_Exercise_.
Each of the entries should be retyped precisely as it appears.

_Provided data_.
'''

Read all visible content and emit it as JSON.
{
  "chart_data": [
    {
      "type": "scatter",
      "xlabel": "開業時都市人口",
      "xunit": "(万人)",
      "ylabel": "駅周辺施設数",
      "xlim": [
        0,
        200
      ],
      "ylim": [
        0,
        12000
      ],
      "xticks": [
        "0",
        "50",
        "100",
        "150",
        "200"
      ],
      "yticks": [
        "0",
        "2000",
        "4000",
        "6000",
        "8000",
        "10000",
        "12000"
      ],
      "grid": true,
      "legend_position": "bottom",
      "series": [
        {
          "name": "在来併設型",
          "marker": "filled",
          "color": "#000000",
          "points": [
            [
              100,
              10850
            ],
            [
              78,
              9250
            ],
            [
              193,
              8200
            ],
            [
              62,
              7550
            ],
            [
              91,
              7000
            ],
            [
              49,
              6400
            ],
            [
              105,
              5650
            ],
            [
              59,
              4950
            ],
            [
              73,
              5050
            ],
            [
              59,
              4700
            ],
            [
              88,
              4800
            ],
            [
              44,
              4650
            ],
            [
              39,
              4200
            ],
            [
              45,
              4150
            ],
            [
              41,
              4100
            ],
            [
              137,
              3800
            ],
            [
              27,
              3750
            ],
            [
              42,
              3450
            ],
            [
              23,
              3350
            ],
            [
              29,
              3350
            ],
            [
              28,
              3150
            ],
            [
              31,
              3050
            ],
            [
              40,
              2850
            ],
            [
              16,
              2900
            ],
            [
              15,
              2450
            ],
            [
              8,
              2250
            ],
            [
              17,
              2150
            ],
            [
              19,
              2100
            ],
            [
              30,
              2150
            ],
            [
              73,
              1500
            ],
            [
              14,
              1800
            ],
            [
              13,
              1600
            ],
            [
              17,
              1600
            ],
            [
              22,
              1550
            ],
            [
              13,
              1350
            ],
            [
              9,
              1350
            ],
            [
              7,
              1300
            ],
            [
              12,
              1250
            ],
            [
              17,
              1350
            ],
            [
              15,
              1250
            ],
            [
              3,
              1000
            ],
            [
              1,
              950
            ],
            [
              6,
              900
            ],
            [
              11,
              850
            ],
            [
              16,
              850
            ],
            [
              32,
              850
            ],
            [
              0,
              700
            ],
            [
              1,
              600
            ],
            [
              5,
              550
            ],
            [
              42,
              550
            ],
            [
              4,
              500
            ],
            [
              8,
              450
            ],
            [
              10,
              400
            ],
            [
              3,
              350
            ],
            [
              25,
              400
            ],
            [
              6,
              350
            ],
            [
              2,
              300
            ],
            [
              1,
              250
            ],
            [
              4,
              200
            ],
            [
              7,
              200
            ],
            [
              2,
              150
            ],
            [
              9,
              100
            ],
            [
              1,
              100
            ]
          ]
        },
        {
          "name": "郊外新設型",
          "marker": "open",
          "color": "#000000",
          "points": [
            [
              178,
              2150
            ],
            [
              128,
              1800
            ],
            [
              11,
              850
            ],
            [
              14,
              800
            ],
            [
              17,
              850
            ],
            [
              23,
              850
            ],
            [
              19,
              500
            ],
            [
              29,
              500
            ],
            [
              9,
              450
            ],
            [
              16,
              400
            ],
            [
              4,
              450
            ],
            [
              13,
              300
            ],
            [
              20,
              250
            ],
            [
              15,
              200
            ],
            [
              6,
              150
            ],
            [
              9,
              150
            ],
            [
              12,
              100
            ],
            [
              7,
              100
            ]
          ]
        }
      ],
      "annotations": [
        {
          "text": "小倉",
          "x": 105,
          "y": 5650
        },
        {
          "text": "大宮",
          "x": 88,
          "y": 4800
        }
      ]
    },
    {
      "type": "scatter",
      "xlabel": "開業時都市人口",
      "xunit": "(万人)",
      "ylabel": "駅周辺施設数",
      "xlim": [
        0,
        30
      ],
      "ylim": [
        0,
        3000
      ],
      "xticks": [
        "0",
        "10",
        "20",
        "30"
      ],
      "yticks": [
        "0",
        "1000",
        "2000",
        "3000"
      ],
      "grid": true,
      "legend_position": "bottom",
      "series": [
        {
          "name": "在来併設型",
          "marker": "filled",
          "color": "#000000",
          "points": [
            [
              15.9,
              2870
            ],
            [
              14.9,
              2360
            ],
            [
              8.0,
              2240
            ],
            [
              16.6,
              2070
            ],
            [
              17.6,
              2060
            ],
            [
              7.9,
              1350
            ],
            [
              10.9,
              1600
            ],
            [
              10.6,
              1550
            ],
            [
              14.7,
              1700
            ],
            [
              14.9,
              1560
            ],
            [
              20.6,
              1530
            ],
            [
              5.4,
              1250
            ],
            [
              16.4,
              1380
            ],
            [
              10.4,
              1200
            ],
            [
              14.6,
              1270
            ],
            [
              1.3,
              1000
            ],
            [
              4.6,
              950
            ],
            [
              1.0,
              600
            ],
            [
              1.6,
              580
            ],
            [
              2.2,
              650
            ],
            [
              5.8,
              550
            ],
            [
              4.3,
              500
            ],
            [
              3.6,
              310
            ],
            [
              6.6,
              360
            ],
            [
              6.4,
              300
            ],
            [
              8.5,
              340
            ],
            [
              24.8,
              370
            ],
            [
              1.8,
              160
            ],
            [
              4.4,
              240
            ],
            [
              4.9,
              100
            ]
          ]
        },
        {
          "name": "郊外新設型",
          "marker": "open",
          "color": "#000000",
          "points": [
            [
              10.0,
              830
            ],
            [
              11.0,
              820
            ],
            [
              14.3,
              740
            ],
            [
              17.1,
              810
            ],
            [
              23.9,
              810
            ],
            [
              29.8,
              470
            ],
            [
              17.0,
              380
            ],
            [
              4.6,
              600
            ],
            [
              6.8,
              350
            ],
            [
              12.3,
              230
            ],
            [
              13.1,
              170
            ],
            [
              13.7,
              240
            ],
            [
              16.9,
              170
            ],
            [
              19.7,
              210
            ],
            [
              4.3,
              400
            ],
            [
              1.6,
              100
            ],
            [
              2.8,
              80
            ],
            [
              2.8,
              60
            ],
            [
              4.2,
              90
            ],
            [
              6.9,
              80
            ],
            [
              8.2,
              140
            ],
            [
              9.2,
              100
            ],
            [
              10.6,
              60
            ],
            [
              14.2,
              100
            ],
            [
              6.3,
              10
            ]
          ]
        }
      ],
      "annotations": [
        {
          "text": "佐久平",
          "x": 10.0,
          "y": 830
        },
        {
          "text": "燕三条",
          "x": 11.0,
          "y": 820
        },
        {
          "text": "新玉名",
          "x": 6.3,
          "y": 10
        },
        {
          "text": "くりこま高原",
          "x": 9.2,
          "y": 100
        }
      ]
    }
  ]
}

'''

_Answer below_.
Read all visible content and emit it as JSON.
{
  "chart_data": [
    {
      "type": "scatter",
      "xlabel": "開業時都市人口",
      "xunit": "(万人)",
      "ylabel": "駅周辺施設数",
      "xlim": [
        0,
        200
      ],
      "ylim": [
        0,
        12000
      ],
      "xticks": [
        "0",
        "50",
        "100",
        "150",
        "200"
      ],
      "yticks": [
        "0",
        "2000",
        "4000",
        "6000",
        "8000",
        "10000",
        "12000"
      ],
      "grid": true,
      "legend_position": "bottom",
      "series": [
        {
          "name": "在来併設型",
          "marker": "filled",
          "color": "#000000",
          "points": [
            [
              100,
              10850
            ],
            [
              78,
              9250
            ],
            [
              193,
              8200
            ],
            [
              62,
              7550
            ],
            [
              91,
              7000
            ],
            [
              49,
              6400
            ],
            [
              105,
              5650
            ],
            [
              59,
              4950
            ],
            [
              73,
              5050
            ],
            [
              59,
              4700
            ],
            [
              88,
              4800
            ],
            [
              44,
              4650
            ],
            [
              39,
              4200
            ],
            [
              45,
              4150
            ],
            [
              41,
              4100
            ],
            [
              137,
              3800
            ],
            [
              27,
              3750
            ],
            [
              42,
              3450
            ],
            [
              23,
              3350
            ],
            [
              29,
              3350
            ],
            [
              28,
              3150
            ],
            [
              31,
              3050
            ],
            [
              40,
              2850
            ],
            [
              16,
              2900
            ],
            [
              15,
              2450
            ],
            [
              8,
              2250
            ],
            [
              17,
              2150
            ],
            [
              19,
              2100
            ],
            [
              30,
              2150
            ],
            [
              73,
              1500
            ],
            [
              14,
              1800
            ],
            [
              13,
              1600
            ],
            [
              17,
              1600
            ],
            [
              22,
              1550
            ],
            [
              13,
              1350
            ],
            [
              9,
              1350
            ],
            [
              7,
              1300
            ],
            [
              12,
              1250
            ],
            [
              17,
              1350
            ],
            [
              15,
              1250
            ],
            [
              3,
              1000
            ],
            [
              1,
              950
            ],
            [
              6,
              900
            ],
            [
              11,
              850
            ],
            [
              16,
              850
            ],
            [
              32,
              850
            ],
            [
              0,
              700
            ],
            [
              1,
              600
            ],
            [
              5,
              550
            ],
            [
              42,
              550
            ],
            [
              4,
              500
            ],
            [
              8,
              450
            ],
            [
              10,
              400
            ],
            [
              3,
              350
            ],
            [
              25,
              400
            ],
            [
              6,
              350
            ],
            [
              2,
              300
            ],
            [
              1,
              250
            ],
            [
              4,
              200
            ],
            [
              7,
              200
            ],
            [
              2,
              150
            ],
            [
              9,
              100
            ],
            [
              1,
              100
            ]
          ]
        },
        {
          "name": "郊外新設型",
          "marker": "open",
          "color": "#000000",
          "points": [
            [
              178,
              2150
            ],
            [
              128,
              1800
            ],
            [
              11,
              850
            ],
            [
              14,
              800
            ],
            [
              17,
              850
            ],
            [
              23,
              850
            ],
            [
              19,
              500
            ],
            [
              29,
              500
            ],
            [
              9,
              450
            ],
            [
              16,
              400
            ],
            [
              4,
              450
            ],
            [
              13,
              300
            ],
            [
              20,
              250
            ],
            [
              15,
              200
            ],
            [
              6,
              150
            ],
            [
              9,
              150
            ],
            [
              12,
              100
            ],
            [
              7,
              100
            ]
          ]
        }
      ],
      "annotations": [
        {
          "text": "小倉",
          "x": 105,
          "y": 5650
        },
        {
          "text": "大宮",
          "x": 88,
          "y": 4800
        }
      ]
    },
    {
      "type": "scatter",
      "xlabel": "開業時都市人口",
      "xunit": "(万人)",
      "ylabel": "駅周辺施設数",
      "xlim": [
        0,
        30
      ],
      "ylim": [
        0,
        3000
      ],
      "xticks": [
        "0",
        "10",
        "20",
        "30"
      ],
      "yticks": [
        "0",
        "1000",
        "2000",
        "3000"
      ],
      "grid": true,
      "legend_position": "bottom",
      "series": [
        {
          "name": "在来併設型",
          "marker": "filled",
          "color": "#000000",
          "points": [
            [
              15.9,
              2870
            ],
            [
              14.9,
              2360
            ],
            [
              8.0,
              2240
            ],
            [
              16.6,
              2070
            ],
            [
              17.6,
              2060
            ],
            [
              7.9,
              1350
            ],
            [
              10.9,
              1600
            ],
            [
              10.6,
              1550
            ],
            [
              14.7,
              1700
            ],
            [
              14.9,
              1560
            ],
            [
              20.6,
              1530
            ],
            [
              5.4,
              1250
            ],
            [
              16.4,
              1380
            ],
            [
              10.4,
              1200
            ],
            [
              14.6,
              1270
            ],
            [
              1.3,
              1000
            ],
            [
              4.6,
              950
            ],
            [
              1.0,
              600
            ],
            [
              1.6,
              580
            ],
            [
              2.2,
              650
            ],
            [
              5.8,
              550
            ],
            [
              4.3,
              500
            ],
            [
              3.6,
              310
            ],
            [
              6.6,
              360
            ],
            [
              6.4,
              300
            ],
            [
              8.5,
              340
            ],
            [
              24.8,
              370
            ],
            [
              1.8,
              160
            ],
            [
              4.4,
              240
            ],
            [
              4.9,
              100
            ]
          ]
        },
        {
          "name": "郊外新設型",
          "marker": "open",
          "color": "#000000",
          "points": [
            [
              10.0,
              830
            ],
            [
              11.0,
              820
            ],
            [
              14.3,
              740
            ],
            [
              17.1,
              810
            ],
            [
              23.9,
              810
            ],
            [
              29.8,
              470
            ],
            [
              17.0,
              380
            ],
            [
              4.6,
              600
            ],
            [
              6.8,
              350
            ],
            [
              12.3,
              230
            ],
            [
              13.1,
              170
            ],
            [
              13.7,
              240
            ],
            [
              16.9,
              170
            ],
            [
              19.7,
              210
            ],
            [
              4.3,
              400
            ],
            [
              1.6,
              100
            ],
            [
              2.8,
              80
            ],
            [
              2.8,
              60
            ],
            [
              4.2,
              90
            ],
            [
              6.9,
              80
            ],
            [
              8.2,
              140
            ],
            [
              9.2,
              100
            ],
            [
              10.6,
              60
            ],
            [
              14.2,
              100
            ],
            [
              6.3,
              10
            ]
          ]
        }
      ],
      "annotations": [
        {
          "text": "佐久平",
          "x": 10.0,
          "y": 830
        },
        {
          "text": "燕三条",
          "x": 11.0,
          "y": 820
        },
        {
          "text": "新玉名",
          "x": 6.3,
          "y": 10
        },
        {
          "text": "くりこま高原",
          "x": 9.2,
          "y": 100
        }
      ]
    }
  ]
}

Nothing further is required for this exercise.